DATA ROWS =
■ ■ ■ ■

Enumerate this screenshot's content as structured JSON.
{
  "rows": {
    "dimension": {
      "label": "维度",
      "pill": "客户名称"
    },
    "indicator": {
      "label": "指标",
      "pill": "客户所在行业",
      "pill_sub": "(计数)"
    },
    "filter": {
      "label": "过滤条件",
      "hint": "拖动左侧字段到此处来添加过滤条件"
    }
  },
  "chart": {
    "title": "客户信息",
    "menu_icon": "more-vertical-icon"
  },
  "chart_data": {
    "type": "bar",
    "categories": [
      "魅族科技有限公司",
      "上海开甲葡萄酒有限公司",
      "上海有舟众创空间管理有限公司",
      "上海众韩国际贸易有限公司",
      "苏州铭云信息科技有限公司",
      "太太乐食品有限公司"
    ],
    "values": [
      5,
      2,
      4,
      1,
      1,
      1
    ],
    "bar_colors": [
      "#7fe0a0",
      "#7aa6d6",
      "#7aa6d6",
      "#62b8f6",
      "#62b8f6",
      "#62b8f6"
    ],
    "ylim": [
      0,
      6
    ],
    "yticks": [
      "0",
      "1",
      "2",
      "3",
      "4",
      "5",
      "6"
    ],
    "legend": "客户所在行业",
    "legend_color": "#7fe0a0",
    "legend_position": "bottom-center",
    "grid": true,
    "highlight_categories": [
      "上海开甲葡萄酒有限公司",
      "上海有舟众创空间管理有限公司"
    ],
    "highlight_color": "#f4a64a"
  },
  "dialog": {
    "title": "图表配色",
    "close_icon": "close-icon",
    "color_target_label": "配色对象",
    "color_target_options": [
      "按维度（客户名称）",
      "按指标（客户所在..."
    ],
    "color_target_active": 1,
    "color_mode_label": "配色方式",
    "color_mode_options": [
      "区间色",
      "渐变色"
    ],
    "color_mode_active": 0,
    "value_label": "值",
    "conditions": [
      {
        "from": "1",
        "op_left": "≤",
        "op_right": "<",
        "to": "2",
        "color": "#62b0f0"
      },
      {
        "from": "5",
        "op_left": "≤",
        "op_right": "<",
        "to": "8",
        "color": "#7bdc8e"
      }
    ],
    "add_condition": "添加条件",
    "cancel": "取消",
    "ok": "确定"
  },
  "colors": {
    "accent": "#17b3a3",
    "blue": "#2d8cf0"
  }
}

■ ■ ■ ■

STATED TASK = Find every line that holds "icon" and copy it.

SOLUTION =
    "menu_icon": "more-vertical-icon"
    "close_icon": "close-icon",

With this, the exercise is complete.